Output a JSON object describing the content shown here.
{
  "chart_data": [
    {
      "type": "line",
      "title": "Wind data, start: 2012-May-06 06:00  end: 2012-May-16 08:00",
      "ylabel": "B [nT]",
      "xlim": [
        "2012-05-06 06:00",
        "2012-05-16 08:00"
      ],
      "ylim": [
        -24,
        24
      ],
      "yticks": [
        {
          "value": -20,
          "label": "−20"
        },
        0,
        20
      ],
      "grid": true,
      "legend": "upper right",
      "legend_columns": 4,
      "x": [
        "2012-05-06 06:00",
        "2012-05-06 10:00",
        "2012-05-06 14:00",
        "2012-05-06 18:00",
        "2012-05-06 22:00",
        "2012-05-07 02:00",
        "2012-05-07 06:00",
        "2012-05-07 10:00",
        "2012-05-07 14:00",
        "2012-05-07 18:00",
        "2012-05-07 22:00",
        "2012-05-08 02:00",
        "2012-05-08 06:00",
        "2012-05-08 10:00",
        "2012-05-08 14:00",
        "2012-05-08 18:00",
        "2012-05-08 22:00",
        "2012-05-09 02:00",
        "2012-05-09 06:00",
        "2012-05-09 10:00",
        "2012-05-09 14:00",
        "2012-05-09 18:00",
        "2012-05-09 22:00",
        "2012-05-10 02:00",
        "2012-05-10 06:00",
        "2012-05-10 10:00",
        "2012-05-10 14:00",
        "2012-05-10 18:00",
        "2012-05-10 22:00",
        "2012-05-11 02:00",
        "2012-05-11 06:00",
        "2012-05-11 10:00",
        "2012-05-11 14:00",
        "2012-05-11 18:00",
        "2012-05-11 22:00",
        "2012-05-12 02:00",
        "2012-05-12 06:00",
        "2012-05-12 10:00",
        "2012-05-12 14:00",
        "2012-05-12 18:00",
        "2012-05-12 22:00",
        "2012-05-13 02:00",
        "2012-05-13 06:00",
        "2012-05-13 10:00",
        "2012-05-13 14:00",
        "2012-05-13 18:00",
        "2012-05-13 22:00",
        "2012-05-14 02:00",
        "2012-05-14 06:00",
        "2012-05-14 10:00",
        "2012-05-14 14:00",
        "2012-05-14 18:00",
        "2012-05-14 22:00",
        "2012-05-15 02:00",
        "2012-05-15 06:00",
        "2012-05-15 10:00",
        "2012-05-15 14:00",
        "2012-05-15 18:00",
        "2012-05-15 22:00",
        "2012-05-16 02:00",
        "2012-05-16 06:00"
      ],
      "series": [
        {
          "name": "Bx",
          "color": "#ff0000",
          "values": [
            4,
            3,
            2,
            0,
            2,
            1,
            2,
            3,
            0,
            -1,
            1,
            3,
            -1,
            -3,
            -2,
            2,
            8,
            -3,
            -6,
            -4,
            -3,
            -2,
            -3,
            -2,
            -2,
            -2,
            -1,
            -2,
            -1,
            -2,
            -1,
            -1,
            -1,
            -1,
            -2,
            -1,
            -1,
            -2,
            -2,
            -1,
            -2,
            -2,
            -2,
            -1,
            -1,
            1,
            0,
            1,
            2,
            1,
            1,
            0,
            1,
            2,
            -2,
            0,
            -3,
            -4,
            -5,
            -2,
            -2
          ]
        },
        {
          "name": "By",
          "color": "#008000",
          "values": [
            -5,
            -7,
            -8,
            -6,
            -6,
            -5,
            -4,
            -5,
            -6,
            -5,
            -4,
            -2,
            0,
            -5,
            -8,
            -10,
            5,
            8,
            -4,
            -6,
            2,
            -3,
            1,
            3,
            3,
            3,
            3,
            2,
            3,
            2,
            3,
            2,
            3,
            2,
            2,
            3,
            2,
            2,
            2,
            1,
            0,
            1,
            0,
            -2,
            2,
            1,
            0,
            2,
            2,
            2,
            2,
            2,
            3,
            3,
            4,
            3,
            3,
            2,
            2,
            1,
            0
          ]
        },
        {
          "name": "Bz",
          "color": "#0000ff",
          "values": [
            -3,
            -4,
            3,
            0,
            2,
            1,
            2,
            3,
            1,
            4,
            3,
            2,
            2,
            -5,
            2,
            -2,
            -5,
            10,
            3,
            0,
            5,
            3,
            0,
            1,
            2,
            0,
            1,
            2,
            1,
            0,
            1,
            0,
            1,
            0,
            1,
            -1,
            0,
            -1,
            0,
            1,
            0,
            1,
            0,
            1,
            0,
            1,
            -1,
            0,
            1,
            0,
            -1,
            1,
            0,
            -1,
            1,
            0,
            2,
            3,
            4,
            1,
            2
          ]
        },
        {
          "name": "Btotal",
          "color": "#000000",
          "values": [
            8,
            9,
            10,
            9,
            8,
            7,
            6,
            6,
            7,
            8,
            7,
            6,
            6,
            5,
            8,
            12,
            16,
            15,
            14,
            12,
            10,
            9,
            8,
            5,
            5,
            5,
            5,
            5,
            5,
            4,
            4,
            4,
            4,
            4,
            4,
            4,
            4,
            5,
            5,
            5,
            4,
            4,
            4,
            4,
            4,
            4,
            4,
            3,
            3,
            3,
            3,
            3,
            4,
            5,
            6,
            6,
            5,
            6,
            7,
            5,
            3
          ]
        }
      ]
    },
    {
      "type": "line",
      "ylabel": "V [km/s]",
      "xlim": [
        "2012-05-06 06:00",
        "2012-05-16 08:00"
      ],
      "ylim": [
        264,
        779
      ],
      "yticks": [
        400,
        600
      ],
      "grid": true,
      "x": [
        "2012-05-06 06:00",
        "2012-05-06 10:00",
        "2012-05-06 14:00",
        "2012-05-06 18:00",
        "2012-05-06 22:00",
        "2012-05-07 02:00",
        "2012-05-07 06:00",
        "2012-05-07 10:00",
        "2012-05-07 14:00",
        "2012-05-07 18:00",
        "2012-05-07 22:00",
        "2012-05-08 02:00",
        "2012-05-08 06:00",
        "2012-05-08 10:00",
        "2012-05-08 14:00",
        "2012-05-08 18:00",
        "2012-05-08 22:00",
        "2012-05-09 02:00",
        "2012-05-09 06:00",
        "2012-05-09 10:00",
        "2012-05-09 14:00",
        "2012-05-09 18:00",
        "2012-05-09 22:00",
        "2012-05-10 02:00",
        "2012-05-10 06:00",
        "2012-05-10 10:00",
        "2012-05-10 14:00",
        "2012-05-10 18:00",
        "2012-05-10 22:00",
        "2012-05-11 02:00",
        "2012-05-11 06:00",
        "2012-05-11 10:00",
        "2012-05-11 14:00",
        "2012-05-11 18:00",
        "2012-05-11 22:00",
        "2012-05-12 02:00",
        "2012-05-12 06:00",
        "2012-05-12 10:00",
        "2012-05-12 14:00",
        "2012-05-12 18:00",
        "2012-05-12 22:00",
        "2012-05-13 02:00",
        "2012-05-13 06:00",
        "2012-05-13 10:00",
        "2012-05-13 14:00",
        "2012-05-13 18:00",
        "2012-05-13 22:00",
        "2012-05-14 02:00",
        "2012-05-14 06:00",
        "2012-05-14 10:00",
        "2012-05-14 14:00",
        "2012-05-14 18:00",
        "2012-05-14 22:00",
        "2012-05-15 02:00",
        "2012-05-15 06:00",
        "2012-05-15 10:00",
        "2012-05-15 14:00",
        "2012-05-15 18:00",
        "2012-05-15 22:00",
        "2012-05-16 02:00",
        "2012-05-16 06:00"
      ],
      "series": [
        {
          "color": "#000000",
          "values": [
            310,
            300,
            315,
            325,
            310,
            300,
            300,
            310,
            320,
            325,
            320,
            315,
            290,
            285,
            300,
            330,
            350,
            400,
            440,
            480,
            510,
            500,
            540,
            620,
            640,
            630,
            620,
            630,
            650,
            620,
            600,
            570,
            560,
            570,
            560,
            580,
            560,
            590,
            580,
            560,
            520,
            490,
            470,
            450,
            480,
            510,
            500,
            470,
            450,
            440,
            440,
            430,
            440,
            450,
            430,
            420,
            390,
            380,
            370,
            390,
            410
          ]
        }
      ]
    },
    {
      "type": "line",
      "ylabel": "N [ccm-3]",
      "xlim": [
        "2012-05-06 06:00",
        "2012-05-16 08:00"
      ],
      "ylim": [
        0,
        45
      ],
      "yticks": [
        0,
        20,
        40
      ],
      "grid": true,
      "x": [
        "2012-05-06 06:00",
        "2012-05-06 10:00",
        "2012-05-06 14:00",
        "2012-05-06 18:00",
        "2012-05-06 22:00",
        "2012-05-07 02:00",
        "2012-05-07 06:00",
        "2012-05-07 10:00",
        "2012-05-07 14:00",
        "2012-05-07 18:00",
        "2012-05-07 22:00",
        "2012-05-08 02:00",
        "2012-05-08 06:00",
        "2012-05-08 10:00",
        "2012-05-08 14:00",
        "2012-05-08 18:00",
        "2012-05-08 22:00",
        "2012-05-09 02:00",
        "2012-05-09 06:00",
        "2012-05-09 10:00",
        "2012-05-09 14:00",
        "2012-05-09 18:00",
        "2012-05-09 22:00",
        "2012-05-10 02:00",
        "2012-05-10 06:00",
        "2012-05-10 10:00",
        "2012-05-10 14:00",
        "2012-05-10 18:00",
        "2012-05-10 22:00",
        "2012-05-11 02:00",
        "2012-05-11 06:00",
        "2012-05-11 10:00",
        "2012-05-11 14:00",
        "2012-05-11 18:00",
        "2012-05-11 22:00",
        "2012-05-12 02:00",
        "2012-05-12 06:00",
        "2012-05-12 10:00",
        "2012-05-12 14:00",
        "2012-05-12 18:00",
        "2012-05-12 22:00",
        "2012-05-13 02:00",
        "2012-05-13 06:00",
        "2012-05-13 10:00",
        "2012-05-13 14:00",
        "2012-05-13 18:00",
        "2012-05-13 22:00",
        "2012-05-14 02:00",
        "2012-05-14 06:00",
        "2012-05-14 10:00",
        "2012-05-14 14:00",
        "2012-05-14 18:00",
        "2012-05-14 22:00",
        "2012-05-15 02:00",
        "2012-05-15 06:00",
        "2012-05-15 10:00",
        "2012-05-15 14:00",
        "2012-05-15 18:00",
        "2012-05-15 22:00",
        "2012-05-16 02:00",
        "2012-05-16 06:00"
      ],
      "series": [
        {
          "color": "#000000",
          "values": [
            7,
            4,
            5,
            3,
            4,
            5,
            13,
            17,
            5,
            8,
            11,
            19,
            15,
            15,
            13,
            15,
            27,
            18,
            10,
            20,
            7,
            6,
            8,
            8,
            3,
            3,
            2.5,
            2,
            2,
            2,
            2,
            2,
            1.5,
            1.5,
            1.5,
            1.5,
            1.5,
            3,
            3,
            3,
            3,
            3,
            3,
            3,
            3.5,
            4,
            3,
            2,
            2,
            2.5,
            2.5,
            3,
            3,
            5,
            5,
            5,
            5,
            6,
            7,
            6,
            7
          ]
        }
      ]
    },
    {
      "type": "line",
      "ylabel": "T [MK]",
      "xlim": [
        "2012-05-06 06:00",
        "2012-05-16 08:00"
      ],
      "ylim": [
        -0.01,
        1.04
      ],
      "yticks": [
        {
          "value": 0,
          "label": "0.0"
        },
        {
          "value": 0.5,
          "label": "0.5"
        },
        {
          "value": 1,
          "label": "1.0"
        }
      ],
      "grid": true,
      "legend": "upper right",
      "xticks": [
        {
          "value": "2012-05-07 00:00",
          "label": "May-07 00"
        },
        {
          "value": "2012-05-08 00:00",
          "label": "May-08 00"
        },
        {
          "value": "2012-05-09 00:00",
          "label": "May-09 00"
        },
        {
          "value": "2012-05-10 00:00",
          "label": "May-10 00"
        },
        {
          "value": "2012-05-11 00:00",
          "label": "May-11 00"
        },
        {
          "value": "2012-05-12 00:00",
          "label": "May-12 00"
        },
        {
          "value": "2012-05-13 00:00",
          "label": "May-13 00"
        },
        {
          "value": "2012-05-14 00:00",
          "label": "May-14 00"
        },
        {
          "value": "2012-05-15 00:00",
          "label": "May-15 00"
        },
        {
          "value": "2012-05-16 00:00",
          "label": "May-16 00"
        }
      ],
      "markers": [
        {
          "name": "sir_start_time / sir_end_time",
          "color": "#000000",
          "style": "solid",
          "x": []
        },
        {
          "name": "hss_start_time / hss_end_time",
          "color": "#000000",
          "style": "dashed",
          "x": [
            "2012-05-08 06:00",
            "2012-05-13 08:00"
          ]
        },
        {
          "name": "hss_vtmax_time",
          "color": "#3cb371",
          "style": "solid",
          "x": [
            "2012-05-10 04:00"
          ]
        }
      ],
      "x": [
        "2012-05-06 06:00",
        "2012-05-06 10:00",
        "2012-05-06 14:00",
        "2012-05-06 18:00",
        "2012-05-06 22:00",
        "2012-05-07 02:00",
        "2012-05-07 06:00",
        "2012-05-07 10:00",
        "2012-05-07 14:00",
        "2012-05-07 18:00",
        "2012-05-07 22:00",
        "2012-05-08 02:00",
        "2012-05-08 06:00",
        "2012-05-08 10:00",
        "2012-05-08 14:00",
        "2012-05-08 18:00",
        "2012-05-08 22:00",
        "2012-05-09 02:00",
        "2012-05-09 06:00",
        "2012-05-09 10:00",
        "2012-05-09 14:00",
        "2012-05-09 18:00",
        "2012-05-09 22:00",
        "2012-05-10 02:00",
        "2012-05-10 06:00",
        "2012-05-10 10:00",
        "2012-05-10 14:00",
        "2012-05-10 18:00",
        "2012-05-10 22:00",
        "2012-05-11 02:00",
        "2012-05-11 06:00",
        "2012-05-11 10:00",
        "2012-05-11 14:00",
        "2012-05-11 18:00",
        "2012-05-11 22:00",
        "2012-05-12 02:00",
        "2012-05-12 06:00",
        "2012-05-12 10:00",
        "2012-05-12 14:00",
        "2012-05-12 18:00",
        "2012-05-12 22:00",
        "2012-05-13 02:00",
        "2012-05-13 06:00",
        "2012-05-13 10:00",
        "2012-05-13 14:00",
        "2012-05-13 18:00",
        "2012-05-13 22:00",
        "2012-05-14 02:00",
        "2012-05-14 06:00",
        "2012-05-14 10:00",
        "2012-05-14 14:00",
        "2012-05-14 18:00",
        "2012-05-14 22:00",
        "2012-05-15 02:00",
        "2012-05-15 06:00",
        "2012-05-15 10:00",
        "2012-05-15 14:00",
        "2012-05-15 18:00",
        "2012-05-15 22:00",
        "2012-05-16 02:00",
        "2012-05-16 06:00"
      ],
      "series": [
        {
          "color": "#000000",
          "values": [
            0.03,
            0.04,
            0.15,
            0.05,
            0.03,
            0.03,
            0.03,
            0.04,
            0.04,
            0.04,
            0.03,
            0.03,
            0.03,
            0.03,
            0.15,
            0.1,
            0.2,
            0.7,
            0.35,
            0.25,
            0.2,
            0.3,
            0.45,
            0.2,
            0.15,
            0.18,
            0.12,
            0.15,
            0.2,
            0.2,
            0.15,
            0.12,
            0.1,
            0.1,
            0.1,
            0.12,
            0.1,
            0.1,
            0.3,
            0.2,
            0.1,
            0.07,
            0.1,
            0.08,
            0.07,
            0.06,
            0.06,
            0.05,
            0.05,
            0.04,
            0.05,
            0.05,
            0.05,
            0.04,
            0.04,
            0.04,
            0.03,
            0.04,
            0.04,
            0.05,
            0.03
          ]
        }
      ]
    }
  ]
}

● ● ● ●

Instructions for the task: Above are entries; state the number of lines among them that contain "ylabel", and nothing else.

Output: 4